> REQUIRED ACTION
Search the material below for "LACTOBACILLUS" and copy every line where it occurs.

==================================================

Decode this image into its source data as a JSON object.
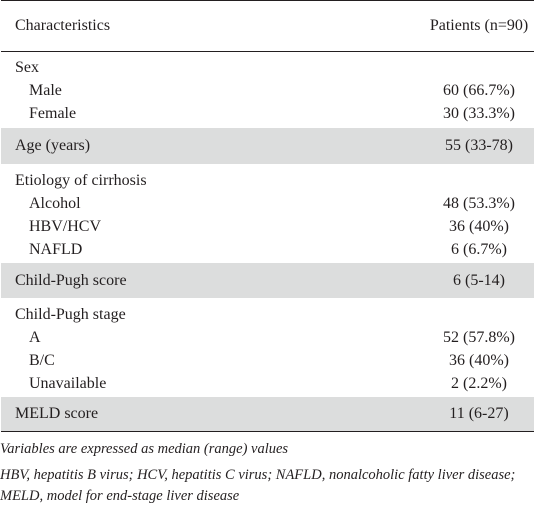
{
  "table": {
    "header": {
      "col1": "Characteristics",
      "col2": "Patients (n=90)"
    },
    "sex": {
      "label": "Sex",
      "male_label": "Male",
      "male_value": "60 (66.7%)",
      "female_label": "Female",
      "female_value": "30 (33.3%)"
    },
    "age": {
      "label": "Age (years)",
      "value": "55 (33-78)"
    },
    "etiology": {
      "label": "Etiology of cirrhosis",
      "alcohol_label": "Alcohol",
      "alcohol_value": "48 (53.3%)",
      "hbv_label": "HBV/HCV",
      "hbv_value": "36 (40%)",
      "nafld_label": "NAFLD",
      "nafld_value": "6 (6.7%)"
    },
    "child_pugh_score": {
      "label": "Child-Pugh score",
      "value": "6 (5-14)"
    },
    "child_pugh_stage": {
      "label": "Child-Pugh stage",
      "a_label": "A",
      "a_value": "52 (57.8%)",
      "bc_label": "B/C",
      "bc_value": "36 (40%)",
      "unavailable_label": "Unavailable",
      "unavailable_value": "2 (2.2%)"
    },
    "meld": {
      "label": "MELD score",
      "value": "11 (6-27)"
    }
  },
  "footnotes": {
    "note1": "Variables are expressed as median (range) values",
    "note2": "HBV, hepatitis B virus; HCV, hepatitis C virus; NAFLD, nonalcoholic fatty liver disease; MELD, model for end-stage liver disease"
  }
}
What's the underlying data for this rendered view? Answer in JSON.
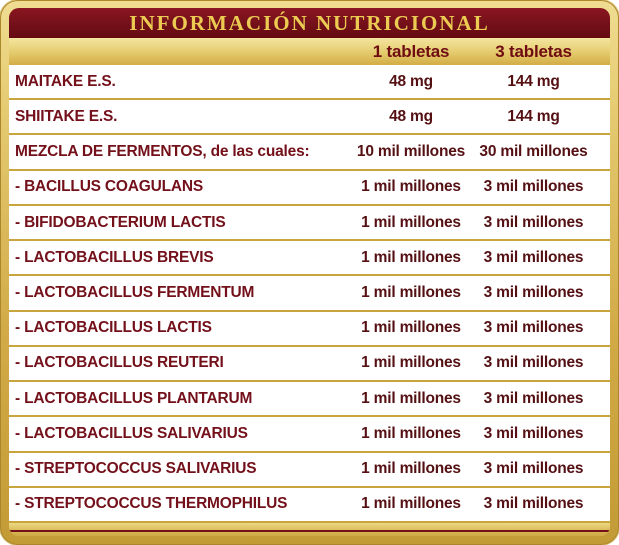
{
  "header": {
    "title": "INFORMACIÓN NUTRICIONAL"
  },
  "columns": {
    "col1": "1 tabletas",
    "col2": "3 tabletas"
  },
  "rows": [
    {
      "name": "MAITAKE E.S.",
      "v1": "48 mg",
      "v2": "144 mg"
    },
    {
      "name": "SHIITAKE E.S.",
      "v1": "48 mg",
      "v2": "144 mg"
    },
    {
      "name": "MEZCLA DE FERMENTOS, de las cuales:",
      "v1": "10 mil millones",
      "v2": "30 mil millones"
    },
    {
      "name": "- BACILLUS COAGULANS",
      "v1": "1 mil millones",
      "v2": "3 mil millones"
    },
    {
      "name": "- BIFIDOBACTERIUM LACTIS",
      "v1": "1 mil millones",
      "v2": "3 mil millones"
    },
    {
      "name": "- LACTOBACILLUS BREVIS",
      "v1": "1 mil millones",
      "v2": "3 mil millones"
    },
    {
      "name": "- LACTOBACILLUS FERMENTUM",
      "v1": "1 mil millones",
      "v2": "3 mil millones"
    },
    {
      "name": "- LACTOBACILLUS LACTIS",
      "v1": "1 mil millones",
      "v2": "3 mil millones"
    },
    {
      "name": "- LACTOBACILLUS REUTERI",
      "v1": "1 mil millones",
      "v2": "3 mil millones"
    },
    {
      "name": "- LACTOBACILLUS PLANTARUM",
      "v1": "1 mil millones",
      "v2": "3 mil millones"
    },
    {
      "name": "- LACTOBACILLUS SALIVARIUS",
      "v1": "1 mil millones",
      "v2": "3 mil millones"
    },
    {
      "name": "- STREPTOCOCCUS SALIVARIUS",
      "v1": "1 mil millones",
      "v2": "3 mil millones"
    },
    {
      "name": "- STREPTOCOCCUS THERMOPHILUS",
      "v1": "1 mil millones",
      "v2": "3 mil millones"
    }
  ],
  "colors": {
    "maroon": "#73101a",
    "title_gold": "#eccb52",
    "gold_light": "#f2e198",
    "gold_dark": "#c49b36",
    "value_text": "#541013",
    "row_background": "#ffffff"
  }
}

==================================================

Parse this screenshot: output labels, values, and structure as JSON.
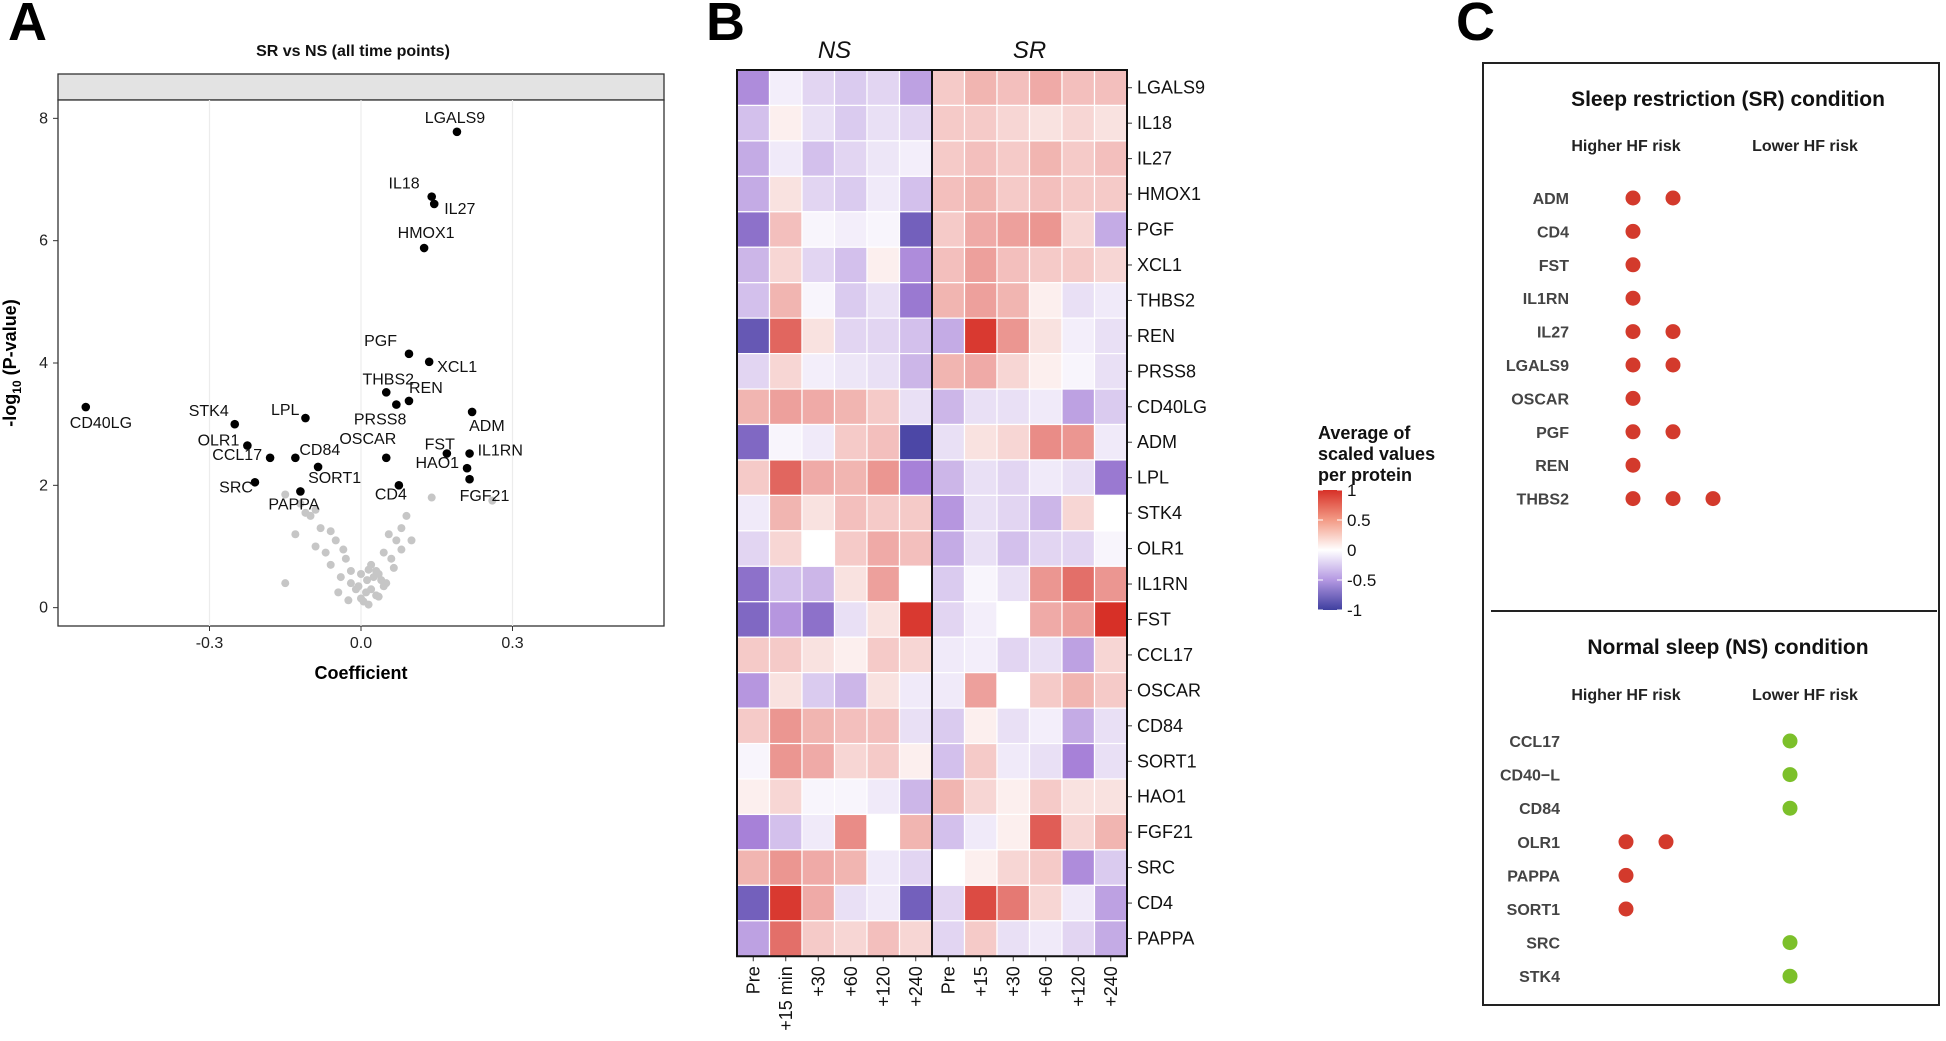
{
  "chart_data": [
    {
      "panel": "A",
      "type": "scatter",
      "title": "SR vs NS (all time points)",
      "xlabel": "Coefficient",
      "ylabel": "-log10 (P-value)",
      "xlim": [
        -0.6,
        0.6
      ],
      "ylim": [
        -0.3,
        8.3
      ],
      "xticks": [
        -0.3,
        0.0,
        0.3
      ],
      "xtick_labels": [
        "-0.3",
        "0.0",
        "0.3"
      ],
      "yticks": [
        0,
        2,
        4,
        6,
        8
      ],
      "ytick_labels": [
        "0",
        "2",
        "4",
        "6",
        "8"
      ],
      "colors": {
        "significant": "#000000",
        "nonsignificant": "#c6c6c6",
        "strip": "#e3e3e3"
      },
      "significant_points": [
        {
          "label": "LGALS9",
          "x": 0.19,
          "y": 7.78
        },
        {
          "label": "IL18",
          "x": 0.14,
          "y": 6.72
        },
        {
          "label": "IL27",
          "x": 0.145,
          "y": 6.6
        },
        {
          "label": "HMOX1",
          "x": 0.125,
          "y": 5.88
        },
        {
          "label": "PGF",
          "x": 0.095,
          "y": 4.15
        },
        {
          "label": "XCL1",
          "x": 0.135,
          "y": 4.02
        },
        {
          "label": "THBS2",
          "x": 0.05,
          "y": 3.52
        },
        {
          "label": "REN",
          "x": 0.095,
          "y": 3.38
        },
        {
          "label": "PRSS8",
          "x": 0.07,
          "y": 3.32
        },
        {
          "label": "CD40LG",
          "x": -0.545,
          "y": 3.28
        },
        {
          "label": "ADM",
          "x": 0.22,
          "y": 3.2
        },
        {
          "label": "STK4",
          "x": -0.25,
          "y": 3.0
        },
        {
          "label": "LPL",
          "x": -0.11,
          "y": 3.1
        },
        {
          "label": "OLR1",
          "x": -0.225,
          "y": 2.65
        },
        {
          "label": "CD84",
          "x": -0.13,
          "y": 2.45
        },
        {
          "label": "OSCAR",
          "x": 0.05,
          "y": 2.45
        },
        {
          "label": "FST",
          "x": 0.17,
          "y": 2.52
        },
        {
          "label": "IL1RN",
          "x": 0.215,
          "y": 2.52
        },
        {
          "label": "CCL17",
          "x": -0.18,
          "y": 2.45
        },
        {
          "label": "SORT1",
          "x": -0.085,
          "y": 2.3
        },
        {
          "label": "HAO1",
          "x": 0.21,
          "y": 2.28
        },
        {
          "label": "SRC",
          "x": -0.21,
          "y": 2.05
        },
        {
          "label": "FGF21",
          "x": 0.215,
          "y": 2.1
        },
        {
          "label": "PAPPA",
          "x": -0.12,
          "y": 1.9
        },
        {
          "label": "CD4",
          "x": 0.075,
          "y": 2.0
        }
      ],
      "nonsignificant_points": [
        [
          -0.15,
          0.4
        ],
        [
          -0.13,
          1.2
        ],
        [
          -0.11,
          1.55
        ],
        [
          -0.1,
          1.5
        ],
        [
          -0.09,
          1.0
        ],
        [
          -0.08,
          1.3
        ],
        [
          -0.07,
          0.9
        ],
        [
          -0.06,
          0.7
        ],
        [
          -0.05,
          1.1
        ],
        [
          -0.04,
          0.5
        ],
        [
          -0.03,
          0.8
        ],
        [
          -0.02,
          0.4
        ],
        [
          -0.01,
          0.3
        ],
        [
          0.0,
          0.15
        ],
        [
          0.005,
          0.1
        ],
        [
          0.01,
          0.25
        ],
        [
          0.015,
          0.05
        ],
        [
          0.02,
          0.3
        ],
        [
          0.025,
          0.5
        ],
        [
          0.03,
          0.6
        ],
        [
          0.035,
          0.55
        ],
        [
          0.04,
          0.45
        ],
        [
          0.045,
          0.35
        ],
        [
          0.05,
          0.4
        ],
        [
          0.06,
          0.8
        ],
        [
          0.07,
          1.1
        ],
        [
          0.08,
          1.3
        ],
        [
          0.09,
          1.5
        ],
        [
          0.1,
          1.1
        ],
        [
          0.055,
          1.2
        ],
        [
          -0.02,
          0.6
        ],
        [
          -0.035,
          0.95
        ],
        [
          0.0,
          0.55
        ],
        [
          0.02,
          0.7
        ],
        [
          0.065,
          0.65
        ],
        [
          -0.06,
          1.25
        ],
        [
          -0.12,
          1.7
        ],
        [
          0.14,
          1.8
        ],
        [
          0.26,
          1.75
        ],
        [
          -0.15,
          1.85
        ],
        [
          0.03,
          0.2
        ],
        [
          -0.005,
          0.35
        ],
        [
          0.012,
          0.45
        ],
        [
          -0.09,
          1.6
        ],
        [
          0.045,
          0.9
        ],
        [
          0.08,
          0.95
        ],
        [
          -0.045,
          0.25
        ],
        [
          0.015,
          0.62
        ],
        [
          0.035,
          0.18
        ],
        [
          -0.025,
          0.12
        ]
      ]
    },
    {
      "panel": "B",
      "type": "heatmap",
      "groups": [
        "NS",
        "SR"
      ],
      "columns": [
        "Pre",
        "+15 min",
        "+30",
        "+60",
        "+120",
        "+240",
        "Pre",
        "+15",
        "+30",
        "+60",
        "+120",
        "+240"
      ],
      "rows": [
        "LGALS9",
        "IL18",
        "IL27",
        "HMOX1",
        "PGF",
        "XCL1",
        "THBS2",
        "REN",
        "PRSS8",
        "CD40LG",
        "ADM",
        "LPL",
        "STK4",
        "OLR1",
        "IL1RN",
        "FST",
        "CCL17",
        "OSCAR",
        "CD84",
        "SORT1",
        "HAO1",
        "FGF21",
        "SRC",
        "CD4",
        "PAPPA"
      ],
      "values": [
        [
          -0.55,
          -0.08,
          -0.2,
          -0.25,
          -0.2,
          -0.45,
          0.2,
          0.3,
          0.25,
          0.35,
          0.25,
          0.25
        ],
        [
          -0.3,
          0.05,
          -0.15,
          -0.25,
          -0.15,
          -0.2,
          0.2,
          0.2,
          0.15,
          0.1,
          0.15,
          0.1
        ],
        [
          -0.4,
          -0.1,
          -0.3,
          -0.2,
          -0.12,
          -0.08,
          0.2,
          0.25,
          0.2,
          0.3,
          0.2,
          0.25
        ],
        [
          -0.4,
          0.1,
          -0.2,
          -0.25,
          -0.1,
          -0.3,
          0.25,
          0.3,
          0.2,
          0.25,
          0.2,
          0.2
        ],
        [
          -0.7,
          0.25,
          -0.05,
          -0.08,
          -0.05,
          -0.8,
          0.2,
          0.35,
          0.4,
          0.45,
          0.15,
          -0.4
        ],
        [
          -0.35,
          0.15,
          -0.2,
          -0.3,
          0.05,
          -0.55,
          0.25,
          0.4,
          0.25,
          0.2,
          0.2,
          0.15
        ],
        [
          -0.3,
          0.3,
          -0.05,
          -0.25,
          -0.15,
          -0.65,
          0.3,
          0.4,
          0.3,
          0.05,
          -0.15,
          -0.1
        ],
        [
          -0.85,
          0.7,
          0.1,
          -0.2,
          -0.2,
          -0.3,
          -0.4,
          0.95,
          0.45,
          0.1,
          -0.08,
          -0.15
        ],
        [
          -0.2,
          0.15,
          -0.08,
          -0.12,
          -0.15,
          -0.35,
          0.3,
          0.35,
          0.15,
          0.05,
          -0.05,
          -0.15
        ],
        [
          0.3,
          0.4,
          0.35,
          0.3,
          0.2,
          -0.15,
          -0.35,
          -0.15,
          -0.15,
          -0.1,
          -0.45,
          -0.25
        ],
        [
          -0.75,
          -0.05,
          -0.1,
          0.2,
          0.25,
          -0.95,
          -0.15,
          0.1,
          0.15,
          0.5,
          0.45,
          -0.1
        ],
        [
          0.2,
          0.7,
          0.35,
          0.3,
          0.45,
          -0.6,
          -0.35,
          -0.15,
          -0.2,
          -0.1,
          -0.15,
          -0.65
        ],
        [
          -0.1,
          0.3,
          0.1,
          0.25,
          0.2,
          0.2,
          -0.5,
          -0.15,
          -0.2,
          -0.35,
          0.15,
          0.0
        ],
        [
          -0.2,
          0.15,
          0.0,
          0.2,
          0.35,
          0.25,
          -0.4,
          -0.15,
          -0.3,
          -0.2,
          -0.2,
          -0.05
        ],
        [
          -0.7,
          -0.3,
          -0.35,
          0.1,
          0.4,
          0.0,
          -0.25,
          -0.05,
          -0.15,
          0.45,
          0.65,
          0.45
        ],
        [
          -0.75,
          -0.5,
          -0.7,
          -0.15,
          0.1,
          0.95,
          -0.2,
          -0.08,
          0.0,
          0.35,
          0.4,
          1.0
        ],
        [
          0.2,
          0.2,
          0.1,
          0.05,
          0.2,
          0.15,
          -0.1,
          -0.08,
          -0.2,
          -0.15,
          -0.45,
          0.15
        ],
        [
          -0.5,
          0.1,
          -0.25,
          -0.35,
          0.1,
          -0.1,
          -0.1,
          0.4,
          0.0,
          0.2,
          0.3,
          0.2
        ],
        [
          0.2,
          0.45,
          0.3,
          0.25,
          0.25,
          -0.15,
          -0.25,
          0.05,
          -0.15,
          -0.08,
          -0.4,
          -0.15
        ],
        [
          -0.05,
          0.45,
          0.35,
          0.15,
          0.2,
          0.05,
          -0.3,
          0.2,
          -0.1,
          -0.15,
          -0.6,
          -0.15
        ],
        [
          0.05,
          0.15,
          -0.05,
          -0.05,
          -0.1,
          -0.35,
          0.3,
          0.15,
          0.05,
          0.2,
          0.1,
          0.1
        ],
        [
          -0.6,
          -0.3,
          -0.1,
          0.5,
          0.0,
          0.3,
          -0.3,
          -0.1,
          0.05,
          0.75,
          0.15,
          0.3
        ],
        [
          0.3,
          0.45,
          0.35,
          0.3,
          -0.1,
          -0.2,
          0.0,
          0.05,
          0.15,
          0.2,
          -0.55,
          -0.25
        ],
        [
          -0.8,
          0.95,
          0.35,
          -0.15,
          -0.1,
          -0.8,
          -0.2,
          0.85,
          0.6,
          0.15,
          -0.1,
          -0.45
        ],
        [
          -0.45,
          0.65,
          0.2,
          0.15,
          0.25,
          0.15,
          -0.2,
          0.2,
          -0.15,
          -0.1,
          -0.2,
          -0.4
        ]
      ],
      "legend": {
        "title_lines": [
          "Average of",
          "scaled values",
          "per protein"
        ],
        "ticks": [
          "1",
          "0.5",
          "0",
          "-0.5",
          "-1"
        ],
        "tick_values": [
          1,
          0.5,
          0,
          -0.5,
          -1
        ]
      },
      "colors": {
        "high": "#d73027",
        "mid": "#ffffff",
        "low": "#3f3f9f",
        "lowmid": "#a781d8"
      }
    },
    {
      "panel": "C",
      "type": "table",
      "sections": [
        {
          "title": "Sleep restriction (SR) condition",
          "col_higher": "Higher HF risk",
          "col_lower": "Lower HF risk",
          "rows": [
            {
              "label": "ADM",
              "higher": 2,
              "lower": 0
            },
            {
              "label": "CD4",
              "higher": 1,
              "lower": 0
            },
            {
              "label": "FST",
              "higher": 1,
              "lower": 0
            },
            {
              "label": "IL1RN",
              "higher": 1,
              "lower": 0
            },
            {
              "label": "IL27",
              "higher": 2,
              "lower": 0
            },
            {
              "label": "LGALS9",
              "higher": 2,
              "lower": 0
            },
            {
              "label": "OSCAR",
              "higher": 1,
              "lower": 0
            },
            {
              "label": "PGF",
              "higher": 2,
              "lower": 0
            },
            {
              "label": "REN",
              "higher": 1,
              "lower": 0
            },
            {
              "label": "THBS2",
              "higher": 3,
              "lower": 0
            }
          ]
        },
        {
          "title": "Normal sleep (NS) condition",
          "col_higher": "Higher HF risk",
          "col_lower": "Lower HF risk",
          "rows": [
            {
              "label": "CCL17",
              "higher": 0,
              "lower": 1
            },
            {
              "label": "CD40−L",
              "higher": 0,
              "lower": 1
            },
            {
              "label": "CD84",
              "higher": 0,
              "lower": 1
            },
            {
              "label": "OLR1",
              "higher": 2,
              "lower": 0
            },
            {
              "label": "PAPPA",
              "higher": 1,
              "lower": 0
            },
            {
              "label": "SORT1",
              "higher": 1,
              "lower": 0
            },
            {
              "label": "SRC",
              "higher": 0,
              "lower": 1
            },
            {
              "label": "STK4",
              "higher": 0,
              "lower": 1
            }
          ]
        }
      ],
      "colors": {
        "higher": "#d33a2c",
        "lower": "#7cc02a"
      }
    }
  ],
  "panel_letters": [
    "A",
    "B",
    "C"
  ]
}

==================================================

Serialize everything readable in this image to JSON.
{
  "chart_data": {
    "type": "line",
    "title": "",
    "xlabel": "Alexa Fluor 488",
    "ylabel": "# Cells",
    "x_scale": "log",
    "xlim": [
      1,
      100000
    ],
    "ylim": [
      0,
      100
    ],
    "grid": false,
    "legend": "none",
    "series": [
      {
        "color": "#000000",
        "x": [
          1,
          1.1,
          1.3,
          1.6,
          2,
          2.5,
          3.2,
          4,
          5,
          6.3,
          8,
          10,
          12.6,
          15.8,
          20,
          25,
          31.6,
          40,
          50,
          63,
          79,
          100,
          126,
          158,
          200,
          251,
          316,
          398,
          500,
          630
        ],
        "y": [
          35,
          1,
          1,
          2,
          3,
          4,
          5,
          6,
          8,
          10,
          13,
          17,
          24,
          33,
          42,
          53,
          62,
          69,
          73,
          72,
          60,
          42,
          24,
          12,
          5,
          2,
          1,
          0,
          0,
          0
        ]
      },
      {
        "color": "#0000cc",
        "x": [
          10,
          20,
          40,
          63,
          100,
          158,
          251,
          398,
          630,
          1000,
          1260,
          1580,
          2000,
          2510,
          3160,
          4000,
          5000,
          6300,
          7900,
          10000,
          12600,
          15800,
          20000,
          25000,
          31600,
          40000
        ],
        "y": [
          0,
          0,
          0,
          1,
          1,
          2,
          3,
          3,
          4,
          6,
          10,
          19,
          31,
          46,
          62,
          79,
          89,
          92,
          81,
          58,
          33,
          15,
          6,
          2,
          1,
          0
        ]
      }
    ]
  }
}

==================================================

> WRITTEN SOLUTION
      "name": "- LACTOBACILLUS BREVIS",
      "name": "- LACTOBACILLUS FERMENTUM",
      "name": "- LACTOBACILLUS LACTIS",
      "name": "- LACTOBACILLUS REUTERI",
      "name": "- LACTOBACILLUS PLANTARUM",
      "name": "- LACTOBACILLUS SALIVARIUS",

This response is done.